(Figure record extracts)
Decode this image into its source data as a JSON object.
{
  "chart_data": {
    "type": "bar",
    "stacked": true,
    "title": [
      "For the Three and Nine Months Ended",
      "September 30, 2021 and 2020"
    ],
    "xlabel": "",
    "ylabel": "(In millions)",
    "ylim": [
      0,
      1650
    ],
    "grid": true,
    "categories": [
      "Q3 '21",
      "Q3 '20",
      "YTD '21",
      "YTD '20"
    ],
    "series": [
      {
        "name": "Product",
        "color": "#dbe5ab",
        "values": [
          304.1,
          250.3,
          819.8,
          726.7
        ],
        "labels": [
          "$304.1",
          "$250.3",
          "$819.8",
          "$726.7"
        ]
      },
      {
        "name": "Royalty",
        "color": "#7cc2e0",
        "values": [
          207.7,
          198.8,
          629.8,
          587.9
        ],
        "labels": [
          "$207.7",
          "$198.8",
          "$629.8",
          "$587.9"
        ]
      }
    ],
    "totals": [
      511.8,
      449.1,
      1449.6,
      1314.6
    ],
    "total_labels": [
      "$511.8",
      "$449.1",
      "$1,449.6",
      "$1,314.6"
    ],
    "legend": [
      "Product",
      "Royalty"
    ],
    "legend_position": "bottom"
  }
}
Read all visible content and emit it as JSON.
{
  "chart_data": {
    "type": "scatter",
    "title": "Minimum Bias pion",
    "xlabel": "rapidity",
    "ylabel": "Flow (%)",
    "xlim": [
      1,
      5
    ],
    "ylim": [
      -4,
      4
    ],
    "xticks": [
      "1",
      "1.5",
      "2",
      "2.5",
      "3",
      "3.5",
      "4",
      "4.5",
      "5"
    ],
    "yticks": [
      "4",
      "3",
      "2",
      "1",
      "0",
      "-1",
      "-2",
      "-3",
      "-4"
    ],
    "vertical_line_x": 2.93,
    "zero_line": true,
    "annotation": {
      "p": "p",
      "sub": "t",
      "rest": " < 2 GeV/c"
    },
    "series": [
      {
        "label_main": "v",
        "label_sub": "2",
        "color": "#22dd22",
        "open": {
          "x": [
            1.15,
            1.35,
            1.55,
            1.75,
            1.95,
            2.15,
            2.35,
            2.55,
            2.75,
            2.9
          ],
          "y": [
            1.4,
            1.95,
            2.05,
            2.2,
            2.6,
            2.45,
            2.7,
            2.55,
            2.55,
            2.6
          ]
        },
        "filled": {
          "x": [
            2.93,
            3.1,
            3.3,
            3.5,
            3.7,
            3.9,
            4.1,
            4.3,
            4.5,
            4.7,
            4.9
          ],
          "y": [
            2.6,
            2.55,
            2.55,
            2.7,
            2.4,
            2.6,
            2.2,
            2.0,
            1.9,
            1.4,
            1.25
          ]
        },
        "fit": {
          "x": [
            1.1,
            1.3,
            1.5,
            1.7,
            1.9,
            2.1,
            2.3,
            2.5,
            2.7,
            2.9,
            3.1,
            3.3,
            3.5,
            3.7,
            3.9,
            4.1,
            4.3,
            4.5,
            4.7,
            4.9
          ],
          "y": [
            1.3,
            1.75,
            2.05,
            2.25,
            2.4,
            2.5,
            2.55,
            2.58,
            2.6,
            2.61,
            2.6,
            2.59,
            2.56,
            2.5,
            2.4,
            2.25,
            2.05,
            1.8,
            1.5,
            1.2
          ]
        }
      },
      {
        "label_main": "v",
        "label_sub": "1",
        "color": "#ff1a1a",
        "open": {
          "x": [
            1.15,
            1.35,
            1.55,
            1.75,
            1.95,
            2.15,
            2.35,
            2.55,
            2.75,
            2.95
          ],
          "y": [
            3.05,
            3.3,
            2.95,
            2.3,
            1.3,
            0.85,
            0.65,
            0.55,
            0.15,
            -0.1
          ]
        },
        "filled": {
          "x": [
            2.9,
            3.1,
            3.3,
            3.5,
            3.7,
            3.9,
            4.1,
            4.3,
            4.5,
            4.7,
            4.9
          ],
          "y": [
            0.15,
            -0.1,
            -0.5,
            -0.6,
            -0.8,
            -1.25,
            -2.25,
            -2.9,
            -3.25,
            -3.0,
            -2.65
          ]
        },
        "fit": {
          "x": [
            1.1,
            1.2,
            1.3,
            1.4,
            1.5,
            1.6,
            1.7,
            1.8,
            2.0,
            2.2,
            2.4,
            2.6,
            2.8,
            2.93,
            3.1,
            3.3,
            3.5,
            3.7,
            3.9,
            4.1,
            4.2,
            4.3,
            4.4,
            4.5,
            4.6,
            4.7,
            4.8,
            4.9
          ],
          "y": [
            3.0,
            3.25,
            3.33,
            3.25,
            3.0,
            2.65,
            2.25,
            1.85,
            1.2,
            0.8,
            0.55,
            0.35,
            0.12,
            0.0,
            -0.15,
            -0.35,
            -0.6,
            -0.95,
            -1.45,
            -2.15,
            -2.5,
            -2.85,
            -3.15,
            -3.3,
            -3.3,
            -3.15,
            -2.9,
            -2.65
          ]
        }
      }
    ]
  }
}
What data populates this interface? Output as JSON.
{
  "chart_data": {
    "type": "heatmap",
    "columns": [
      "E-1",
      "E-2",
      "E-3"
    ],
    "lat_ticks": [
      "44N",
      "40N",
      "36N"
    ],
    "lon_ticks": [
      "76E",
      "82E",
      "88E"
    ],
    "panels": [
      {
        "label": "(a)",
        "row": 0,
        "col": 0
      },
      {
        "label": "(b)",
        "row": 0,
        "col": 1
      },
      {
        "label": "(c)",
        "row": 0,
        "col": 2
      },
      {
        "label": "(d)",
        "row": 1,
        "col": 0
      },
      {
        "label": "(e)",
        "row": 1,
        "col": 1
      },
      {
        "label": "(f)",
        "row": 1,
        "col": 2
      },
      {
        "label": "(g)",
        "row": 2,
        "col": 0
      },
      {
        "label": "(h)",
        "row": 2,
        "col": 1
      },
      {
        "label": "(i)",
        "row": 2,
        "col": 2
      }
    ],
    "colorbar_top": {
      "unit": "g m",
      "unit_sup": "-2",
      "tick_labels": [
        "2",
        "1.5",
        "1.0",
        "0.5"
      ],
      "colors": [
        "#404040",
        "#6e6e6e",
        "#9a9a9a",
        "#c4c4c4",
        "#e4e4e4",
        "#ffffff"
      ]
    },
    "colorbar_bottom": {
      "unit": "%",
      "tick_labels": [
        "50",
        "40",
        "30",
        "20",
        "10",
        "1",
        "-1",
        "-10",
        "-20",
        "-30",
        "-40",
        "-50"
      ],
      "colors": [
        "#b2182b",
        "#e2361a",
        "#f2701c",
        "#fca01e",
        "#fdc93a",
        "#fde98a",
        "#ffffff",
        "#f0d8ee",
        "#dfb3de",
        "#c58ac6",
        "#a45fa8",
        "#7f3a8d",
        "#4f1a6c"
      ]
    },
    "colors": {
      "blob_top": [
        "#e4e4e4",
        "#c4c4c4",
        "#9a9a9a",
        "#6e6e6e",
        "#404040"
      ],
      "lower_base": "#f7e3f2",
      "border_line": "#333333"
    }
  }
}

Written instruction: Write the material out exactly, with nothing left out.

Problem solution:
Decode this image into its source data as a JSON object.
{
  "chart_data": {
    "type": "bar",
    "stacked": true,
    "title": [
      "For the Three and Nine Months Ended",
      "September 30, 2021 and 2020"
    ],
    "xlabel": "",
    "ylabel": "(In millions)",
    "ylim": [
      0,
      1650
    ],
    "grid": true,
    "categories": [
      "Q3 '21",
      "Q3 '20",
      "YTD '21",
      "YTD '20"
    ],
    "series": [
      {
        "name": "Product",
        "color": "#dbe5ab",
        "values": [
          304.1,
          250.3,
          819.8,
          726.7
        ],
        "labels": [
          "$304.1",
          "$250.3",
          "$819.8",
          "$726.7"
        ]
      },
      {
        "name": "Royalty",
        "color": "#7cc2e0",
        "values": [
          207.7,
          198.8,
          629.8,
          587.9
        ],
        "labels": [
          "$207.7",
          "$198.8",
          "$629.8",
          "$587.9"
        ]
      }
    ],
    "totals": [
      511.8,
      449.1,
      1449.6,
      1314.6
    ],
    "total_labels": [
      "$511.8",
      "$449.1",
      "$1,449.6",
      "$1,314.6"
    ],
    "legend": [
      "Product",
      "Royalty"
    ],
    "legend_position": "bottom"
  }
}
Read all visible content and emit it as JSON.
{
  "chart_data": {
    "type": "scatter",
    "title": "Minimum Bias pion",
    "xlabel": "rapidity",
    "ylabel": "Flow (%)",
    "xlim": [
      1,
      5
    ],
    "ylim": [
      -4,
      4
    ],
    "xticks": [
      "1",
      "1.5",
      "2",
      "2.5",
      "3",
      "3.5",
      "4",
      "4.5",
      "5"
    ],
    "yticks": [
      "4",
      "3",
      "2",
      "1",
      "0",
      "-1",
      "-2",
      "-3",
      "-4"
    ],
    "vertical_line_x": 2.93,
    "zero_line": true,
    "annotation": {
      "p": "p",
      "sub": "t",
      "rest": " < 2 GeV/c"
    },
    "series": [
      {
        "label_main": "v",
        "label_sub": "2",
        "color": "#22dd22",
        "open": {
          "x": [
            1.15,
            1.35,
            1.55,
            1.75,
            1.95,
            2.15,
            2.35,
            2.55,
            2.75,
            2.9
          ],
          "y": [
            1.4,
            1.95,
            2.05,
            2.2,
            2.6,
            2.45,
            2.7,
            2.55,
            2.55,
            2.6
          ]
        },
        "filled": {
          "x": [
            2.93,
            3.1,
            3.3,
            3.5,
            3.7,
            3.9,
            4.1,
            4.3,
            4.5,
            4.7,
            4.9
          ],
          "y": [
            2.6,
            2.55,
            2.55,
            2.7,
            2.4,
            2.6,
            2.2,
            2.0,
            1.9,
            1.4,
            1.25
          ]
        },
        "fit": {
          "x": [
            1.1,
            1.3,
            1.5,
            1.7,
            1.9,
            2.1,
            2.3,
            2.5,
            2.7,
            2.9,
            3.1,
            3.3,
            3.5,
            3.7,
            3.9,
            4.1,
            4.3,
            4.5,
            4.7,
            4.9
          ],
          "y": [
            1.3,
            1.75,
            2.05,
            2.25,
            2.4,
            2.5,
            2.55,
            2.58,
            2.6,
            2.61,
            2.6,
            2.59,
            2.56,
            2.5,
            2.4,
            2.25,
            2.05,
            1.8,
            1.5,
            1.2
          ]
        }
      },
      {
        "label_main": "v",
        "label_sub": "1",
        "color": "#ff1a1a",
        "open": {
          "x": [
            1.15,
            1.35,
            1.55,
            1.75,
            1.95,
            2.15,
            2.35,
            2.55,
            2.75,
            2.95
          ],
          "y": [
            3.05,
            3.3,
            2.95,
            2.3,
            1.3,
            0.85,
            0.65,
            0.55,
            0.15,
            -0.1
          ]
        },
        "filled": {
          "x": [
            2.9,
            3.1,
            3.3,
            3.5,
            3.7,
            3.9,
            4.1,
            4.3,
            4.5,
            4.7,
            4.9
          ],
          "y": [
            0.15,
            -0.1,
            -0.5,
            -0.6,
            -0.8,
            -1.25,
            -2.25,
            -2.9,
            -3.25,
            -3.0,
            -2.65
          ]
        },
        "fit": {
          "x": [
            1.1,
            1.2,
            1.3,
            1.4,
            1.5,
            1.6,
            1.7,
            1.8,
            2.0,
            2.2,
            2.4,
            2.6,
            2.8,
            2.93,
            3.1,
            3.3,
            3.5,
            3.7,
            3.9,
            4.1,
            4.2,
            4.3,
            4.4,
            4.5,
            4.6,
            4.7,
            4.8,
            4.9
          ],
          "y": [
            3.0,
            3.25,
            3.33,
            3.25,
            3.0,
            2.65,
            2.25,
            1.85,
            1.2,
            0.8,
            0.55,
            0.35,
            0.12,
            0.0,
            -0.15,
            -0.35,
            -0.6,
            -0.95,
            -1.45,
            -2.15,
            -2.5,
            -2.85,
            -3.15,
            -3.3,
            -3.3,
            -3.15,
            -2.9,
            -2.65
          ]
        }
      }
    ]
  }
}
What data populates this interface? Output as JSON.
{
  "chart_data": {
    "type": "heatmap",
    "columns": [
      "E-1",
      "E-2",
      "E-3"
    ],
    "lat_ticks": [
      "44N",
      "40N",
      "36N"
    ],
    "lon_ticks": [
      "76E",
      "82E",
      "88E"
    ],
    "panels": [
      {
        "label": "(a)",
        "row": 0,
        "col": 0
      },
      {
        "label": "(b)",
        "row": 0,
        "col": 1
      },
      {
        "label": "(c)",
        "row": 0,
        "col": 2
      },
      {
        "label": "(d)",
        "row": 1,
        "col": 0
      },
      {
        "label": "(e)",
        "row": 1,
        "col": 1
      },
      {
        "label": "(f)",
        "row": 1,
        "col": 2
      },
      {
        "label": "(g)",
        "row": 2,
        "col": 0
      },
      {
        "label": "(h)",
        "row": 2,
        "col": 1
      },
      {
        "label": "(i)",
        "row": 2,
        "col": 2
      }
    ],
    "colorbar_top": {
      "unit": "g m",
      "unit_sup": "-2",
      "tick_labels": [
        "2",
        "1.5",
        "1.0",
        "0.5"
      ],
      "colors": [
        "#404040",
        "#6e6e6e",
        "#9a9a9a",
        "#c4c4c4",
        "#e4e4e4",
        "#ffffff"
      ]
    },
    "colorbar_bottom": {
      "unit": "%",
      "tick_labels": [
        "50",
        "40",
        "30",
        "20",
        "10",
        "1",
        "-1",
        "-10",
        "-20",
        "-30",
        "-40",
        "-50"
      ],
      "colors": [
        "#b2182b",
        "#e2361a",
        "#f2701c",
        "#fca01e",
        "#fdc93a",
        "#fde98a",
        "#ffffff",
        "#f0d8ee",
        "#dfb3de",
        "#c58ac6",
        "#a45fa8",
        "#7f3a8d",
        "#4f1a6c"
      ]
    },
    "colors": {
      "blob_top": [
        "#e4e4e4",
        "#c4c4c4",
        "#9a9a9a",
        "#6e6e6e",
        "#404040"
      ],
      "lower_base": "#f7e3f2",
      "border_line": "#333333"
    }
  }
}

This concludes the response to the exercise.